Data records
* start *

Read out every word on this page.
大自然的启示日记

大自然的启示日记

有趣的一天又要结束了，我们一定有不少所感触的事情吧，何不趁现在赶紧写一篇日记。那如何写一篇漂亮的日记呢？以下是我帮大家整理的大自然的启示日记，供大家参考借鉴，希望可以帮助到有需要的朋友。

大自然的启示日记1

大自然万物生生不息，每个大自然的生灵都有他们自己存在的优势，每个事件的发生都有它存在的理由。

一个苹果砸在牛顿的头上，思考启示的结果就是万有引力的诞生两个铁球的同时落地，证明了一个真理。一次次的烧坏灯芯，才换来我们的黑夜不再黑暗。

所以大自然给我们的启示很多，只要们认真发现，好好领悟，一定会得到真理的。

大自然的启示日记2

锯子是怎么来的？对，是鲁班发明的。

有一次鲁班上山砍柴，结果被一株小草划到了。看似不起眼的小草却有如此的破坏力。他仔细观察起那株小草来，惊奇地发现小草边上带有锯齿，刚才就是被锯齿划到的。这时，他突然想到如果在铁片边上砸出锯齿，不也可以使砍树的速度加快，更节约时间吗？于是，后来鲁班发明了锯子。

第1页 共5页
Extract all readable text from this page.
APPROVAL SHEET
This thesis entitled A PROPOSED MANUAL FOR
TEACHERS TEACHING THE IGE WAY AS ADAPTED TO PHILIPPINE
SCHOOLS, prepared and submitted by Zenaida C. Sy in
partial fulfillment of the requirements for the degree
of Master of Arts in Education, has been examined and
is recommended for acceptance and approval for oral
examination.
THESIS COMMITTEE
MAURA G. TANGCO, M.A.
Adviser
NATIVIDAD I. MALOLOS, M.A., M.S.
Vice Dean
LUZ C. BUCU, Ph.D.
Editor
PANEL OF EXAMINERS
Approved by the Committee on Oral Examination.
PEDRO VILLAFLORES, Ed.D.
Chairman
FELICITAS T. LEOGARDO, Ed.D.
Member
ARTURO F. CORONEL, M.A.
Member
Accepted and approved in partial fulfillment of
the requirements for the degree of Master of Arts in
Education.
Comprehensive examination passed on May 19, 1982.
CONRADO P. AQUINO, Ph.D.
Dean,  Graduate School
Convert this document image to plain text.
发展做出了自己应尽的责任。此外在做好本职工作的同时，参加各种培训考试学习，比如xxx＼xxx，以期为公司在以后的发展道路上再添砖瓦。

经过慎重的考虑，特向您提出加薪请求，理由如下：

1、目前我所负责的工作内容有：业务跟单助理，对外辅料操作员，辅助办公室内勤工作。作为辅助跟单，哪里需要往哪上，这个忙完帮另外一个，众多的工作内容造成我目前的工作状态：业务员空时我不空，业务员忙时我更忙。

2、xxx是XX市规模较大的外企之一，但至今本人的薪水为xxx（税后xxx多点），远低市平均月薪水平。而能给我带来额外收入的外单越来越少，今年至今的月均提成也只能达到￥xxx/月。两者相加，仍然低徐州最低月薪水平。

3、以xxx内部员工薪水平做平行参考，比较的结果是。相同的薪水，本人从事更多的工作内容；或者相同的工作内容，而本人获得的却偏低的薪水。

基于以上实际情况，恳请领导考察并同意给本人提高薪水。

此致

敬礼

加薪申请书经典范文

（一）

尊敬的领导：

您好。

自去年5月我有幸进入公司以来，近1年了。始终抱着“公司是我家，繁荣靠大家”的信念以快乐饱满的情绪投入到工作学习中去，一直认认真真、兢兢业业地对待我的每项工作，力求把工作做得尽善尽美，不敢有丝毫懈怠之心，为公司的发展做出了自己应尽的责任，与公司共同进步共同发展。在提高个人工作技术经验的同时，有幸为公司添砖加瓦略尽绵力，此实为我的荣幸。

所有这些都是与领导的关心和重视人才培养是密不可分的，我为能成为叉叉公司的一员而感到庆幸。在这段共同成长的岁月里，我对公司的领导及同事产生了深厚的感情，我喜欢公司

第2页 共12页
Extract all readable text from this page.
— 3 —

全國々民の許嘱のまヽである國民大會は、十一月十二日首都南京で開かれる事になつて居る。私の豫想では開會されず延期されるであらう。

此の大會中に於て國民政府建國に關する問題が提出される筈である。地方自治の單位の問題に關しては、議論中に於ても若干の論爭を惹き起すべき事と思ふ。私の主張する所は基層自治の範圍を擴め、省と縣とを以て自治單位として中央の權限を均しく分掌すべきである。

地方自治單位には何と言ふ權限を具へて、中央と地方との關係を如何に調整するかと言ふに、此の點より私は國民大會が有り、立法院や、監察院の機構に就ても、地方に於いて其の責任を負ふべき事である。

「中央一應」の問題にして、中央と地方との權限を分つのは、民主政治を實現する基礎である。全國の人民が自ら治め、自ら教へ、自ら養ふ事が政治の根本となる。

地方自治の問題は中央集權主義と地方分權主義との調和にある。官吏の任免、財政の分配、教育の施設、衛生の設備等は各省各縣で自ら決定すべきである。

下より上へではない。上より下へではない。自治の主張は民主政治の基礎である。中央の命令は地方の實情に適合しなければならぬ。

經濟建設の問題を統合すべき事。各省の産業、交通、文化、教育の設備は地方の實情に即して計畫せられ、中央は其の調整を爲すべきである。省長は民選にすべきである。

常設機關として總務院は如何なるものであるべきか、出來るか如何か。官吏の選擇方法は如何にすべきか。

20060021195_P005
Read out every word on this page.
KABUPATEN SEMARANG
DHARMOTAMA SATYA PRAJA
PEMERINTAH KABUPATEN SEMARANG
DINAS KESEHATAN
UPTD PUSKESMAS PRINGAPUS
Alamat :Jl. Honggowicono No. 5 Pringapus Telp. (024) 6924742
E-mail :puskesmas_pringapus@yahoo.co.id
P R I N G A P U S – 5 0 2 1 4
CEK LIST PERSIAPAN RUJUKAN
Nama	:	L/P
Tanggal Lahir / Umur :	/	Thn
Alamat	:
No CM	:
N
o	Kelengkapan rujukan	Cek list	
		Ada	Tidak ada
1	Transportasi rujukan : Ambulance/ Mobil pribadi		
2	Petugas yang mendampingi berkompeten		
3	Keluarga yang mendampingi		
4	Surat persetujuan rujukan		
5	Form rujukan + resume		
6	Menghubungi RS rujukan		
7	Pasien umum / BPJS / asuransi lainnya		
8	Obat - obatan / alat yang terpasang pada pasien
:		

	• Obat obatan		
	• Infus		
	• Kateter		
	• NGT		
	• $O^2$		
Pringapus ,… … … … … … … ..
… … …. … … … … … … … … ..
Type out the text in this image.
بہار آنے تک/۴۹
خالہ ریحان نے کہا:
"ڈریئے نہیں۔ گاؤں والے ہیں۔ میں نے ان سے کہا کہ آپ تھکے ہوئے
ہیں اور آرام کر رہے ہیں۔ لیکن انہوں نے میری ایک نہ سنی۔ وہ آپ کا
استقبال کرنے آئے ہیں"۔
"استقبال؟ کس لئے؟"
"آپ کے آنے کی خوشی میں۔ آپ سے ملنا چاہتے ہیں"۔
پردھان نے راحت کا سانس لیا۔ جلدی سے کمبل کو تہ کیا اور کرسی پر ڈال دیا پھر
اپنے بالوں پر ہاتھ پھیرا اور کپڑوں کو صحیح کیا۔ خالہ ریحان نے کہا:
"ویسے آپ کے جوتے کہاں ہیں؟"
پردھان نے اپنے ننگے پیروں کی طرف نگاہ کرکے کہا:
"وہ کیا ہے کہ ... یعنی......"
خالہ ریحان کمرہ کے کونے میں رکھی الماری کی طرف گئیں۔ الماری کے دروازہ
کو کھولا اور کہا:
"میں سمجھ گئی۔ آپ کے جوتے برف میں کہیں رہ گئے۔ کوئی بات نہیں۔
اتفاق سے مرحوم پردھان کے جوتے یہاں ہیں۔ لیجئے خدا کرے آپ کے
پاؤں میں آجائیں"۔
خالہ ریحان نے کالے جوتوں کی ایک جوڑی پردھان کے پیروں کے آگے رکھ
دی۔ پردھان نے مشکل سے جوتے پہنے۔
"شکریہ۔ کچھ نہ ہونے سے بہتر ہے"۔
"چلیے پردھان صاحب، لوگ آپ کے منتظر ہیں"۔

* end *

• _EXERCISE_
Which lines contain "image"? Copy each of them.

• _FINISHED TASK_
Convert this document image to plain text.
Type out the text in this image.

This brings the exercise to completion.